- Instructions for the task -
Your task is to copy each line that has the word "variation".

- The input -
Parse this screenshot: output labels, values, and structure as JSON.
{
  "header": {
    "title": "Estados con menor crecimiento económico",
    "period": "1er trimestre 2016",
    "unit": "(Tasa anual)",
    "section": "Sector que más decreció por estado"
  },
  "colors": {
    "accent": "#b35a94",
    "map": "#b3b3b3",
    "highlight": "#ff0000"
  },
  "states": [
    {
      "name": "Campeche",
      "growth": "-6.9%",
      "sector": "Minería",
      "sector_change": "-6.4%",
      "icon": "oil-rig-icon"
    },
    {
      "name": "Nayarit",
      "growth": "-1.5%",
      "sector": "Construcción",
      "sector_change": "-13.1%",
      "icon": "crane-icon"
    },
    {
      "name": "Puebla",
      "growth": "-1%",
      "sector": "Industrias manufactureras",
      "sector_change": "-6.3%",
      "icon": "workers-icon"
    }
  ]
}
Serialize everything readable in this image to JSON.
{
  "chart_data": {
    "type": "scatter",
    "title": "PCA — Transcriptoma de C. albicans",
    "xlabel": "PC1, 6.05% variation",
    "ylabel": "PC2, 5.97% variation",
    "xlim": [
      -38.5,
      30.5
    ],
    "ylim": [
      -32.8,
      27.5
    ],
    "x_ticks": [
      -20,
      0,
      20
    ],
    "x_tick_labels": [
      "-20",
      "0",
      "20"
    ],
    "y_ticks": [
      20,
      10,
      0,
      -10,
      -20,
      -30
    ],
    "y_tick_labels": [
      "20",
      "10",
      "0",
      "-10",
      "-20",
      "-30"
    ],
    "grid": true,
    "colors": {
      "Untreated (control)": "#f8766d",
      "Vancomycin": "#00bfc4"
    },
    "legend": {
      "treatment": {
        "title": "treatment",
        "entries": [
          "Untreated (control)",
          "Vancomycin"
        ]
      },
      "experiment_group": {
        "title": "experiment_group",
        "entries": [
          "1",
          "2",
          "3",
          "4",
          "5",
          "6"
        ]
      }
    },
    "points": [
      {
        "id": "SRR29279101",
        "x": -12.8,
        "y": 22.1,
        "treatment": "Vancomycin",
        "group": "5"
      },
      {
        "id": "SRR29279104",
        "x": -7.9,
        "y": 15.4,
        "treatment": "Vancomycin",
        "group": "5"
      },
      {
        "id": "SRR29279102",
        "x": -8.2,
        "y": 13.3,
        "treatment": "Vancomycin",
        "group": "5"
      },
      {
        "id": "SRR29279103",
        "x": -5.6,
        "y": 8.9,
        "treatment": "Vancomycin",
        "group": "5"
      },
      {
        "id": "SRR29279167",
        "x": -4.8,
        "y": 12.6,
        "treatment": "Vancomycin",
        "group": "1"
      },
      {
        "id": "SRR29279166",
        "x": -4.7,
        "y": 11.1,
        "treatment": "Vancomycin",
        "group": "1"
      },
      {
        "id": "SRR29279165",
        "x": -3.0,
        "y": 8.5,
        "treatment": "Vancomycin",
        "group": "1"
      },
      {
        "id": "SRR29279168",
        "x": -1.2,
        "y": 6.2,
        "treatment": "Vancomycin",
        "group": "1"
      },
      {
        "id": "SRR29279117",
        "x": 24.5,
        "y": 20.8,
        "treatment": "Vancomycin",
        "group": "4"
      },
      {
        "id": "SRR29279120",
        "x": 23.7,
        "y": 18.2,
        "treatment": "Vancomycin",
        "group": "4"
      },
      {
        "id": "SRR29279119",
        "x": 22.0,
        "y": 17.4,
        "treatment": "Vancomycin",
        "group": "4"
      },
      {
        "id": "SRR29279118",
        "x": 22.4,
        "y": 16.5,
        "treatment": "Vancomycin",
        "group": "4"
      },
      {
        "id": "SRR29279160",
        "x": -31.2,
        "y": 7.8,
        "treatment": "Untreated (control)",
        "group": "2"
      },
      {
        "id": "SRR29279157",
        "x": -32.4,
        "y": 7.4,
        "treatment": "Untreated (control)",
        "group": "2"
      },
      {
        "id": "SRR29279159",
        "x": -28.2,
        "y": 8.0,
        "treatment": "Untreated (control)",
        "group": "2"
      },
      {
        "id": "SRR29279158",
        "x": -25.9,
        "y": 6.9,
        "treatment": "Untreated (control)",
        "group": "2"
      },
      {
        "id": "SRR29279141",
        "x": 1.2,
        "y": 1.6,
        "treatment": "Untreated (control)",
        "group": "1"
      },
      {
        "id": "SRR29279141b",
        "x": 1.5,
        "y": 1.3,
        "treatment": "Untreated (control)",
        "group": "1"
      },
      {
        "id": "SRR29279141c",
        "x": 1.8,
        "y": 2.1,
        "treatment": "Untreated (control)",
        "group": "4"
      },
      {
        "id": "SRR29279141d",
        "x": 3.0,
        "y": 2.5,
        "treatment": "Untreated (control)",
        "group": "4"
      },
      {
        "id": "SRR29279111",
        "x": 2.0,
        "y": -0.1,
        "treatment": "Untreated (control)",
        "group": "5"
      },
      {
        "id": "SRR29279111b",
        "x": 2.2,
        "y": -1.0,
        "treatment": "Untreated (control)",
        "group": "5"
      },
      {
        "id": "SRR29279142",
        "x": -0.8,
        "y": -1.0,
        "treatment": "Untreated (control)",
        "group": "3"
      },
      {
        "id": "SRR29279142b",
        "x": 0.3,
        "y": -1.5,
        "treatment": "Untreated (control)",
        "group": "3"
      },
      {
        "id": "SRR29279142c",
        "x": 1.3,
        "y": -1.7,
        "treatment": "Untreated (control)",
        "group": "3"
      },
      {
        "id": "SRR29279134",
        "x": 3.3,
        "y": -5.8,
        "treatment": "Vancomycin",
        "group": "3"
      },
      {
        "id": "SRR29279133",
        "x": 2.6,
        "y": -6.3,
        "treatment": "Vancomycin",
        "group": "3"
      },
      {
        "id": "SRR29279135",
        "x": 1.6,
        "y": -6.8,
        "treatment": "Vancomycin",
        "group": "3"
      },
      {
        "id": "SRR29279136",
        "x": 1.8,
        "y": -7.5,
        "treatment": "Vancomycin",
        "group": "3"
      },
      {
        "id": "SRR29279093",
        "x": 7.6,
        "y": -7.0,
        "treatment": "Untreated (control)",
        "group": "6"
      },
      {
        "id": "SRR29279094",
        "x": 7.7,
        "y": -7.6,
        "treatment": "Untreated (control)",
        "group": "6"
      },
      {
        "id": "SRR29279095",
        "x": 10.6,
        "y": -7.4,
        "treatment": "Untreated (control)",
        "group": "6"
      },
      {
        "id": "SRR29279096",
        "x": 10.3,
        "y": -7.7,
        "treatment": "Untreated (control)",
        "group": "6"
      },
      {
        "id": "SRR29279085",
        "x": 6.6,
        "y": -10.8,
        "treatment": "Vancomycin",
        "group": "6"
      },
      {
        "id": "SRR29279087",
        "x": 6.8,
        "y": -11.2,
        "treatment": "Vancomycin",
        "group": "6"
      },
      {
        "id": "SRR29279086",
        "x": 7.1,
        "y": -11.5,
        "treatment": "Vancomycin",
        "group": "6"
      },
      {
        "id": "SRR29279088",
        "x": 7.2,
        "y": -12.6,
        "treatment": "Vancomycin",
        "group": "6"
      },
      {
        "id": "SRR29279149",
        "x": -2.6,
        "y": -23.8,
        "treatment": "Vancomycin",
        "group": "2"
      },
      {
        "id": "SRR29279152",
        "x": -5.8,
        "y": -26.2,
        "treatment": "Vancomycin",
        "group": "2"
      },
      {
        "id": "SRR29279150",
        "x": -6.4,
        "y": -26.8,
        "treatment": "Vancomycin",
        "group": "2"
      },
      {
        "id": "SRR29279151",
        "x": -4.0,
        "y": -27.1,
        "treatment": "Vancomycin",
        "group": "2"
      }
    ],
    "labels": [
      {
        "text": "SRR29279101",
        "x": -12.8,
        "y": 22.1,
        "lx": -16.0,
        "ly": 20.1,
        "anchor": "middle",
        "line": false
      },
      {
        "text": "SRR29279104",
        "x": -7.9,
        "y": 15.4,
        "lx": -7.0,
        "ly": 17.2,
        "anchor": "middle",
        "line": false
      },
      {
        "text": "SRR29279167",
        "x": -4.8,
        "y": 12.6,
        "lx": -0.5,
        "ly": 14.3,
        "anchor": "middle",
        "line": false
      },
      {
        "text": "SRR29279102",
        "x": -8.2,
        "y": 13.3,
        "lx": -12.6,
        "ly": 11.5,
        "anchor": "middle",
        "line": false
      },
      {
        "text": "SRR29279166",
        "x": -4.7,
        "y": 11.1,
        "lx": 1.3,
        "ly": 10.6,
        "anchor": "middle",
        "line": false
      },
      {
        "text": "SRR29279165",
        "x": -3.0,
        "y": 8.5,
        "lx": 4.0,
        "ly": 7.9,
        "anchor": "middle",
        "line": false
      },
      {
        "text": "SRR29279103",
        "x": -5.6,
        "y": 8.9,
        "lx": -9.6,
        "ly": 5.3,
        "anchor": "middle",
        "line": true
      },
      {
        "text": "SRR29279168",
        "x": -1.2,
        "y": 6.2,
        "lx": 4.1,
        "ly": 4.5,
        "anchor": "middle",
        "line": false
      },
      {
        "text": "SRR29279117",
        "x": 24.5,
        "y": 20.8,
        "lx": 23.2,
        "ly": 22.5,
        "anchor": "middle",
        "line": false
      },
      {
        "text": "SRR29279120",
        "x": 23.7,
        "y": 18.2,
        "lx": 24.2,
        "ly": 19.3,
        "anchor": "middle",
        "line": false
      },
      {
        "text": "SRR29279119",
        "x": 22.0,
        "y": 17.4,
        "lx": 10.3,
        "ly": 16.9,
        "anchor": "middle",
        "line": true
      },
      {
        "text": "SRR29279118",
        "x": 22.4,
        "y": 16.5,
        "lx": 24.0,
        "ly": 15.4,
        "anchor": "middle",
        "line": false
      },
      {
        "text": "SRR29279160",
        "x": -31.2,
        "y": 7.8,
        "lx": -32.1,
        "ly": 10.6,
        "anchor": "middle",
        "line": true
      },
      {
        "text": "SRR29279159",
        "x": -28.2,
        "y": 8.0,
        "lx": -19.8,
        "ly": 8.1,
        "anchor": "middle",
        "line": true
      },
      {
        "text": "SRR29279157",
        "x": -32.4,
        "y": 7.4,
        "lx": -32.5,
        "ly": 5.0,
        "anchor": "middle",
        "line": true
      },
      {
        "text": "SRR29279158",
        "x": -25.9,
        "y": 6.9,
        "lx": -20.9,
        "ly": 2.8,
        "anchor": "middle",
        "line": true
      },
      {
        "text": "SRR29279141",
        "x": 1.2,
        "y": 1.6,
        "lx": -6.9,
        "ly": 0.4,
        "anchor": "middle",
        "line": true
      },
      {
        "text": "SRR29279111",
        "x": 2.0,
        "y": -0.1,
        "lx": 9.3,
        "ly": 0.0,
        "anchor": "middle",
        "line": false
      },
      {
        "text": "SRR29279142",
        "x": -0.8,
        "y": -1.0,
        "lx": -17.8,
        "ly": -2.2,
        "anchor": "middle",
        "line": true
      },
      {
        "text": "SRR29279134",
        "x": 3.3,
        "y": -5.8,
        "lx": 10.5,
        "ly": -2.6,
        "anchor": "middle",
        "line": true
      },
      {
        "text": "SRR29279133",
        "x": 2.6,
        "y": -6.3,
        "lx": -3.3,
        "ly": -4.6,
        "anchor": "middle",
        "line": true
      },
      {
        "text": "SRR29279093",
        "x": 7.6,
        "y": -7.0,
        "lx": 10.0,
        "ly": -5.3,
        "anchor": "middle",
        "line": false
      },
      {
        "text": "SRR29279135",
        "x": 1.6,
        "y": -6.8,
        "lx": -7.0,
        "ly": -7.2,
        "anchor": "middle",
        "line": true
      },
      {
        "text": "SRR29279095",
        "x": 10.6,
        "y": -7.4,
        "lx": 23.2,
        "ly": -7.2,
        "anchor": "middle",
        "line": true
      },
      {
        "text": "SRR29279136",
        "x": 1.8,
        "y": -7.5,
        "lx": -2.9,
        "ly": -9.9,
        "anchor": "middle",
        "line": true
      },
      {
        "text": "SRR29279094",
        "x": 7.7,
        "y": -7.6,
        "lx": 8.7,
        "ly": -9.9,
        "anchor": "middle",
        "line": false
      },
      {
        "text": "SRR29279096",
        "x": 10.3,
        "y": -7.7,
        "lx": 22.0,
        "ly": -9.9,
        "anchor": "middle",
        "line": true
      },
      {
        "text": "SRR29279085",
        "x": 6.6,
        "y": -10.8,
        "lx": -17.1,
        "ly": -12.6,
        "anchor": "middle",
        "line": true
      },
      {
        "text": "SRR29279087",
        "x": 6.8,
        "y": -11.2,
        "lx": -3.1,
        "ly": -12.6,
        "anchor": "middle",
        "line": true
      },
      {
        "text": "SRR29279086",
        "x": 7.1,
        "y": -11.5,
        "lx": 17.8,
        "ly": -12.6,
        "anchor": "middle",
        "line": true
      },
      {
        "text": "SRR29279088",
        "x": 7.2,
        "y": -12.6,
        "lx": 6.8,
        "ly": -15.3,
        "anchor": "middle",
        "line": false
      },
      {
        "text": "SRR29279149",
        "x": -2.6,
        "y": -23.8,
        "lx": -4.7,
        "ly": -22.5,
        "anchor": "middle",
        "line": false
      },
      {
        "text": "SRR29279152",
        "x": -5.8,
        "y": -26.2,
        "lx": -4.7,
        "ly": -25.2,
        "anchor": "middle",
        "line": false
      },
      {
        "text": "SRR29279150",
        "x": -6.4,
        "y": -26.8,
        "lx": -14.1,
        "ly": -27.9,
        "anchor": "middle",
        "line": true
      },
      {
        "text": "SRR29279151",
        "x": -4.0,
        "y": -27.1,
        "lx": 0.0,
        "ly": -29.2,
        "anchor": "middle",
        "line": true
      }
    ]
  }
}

- Response to this exercise -
    "xlabel": "PC1, 6.05% variation",
    "ylabel": "PC2, 5.97% variation",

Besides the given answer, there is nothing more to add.